→ Exercise materials:
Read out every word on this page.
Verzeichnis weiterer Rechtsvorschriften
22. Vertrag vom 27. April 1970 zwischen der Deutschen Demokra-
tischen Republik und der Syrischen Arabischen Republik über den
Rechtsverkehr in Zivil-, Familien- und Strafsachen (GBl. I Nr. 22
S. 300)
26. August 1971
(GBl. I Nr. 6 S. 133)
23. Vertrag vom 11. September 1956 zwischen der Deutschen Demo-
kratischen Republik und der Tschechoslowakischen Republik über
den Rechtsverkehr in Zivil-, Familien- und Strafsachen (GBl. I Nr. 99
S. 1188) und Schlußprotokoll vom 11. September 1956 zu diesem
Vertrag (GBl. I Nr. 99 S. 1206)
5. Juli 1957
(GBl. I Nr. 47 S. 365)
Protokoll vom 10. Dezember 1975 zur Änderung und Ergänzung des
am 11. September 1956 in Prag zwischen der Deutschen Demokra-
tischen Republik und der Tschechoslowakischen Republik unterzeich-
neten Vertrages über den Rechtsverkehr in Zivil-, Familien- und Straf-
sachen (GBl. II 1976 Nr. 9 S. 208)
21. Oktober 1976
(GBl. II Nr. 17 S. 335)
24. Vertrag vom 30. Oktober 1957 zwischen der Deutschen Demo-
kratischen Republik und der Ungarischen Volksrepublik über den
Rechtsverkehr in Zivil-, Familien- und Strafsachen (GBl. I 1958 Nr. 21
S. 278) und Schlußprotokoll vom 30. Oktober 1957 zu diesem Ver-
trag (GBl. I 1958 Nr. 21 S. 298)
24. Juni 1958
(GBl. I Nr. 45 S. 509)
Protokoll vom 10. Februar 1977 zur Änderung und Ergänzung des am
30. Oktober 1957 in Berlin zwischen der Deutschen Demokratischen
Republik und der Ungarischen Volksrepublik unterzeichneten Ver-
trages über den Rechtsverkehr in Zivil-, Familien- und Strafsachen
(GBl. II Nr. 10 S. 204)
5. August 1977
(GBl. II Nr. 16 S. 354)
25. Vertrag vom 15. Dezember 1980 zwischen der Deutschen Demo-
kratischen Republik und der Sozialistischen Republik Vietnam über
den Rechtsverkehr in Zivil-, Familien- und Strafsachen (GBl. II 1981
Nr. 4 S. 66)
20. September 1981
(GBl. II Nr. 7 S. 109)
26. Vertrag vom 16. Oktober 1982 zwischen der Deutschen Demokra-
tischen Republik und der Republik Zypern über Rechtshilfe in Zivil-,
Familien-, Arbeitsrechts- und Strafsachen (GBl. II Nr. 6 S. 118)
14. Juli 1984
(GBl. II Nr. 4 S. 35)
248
* * *
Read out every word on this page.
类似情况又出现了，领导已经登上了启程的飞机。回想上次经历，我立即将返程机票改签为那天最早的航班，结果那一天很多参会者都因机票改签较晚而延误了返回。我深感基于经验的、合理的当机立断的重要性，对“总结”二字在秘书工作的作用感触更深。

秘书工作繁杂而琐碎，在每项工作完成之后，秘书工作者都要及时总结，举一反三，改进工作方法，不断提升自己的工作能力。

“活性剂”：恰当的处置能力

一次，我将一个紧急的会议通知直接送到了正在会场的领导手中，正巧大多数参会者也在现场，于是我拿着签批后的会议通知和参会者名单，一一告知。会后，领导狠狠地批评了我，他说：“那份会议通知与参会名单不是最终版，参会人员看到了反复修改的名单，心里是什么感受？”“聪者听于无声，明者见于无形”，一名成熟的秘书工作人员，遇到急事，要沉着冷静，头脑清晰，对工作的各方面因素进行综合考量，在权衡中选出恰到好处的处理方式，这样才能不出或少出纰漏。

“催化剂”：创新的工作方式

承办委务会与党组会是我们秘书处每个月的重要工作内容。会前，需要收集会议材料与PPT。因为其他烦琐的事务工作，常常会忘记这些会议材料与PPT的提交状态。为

→ Problem requirements: Return each line that includes "zwischen".

→ Written response:
22. Vertrag vom 27. April 1970 zwischen der Deutschen Demokra-
23. Vertrag vom 11. September 1956 zwischen der Deutschen Demo-
am 11. September 1956 in Prag zwischen der Deutschen Demokra-
24. Vertrag vom 30. Oktober 1957 zwischen der Deutschen Demo-
30. Oktober 1957 in Berlin zwischen der Deutschen Demokratischen
25. Vertrag vom 15. Dezember 1980 zwischen der Deutschen Demo-
26. Vertrag vom 16. Oktober 1982 zwischen der Deutschen Demokra-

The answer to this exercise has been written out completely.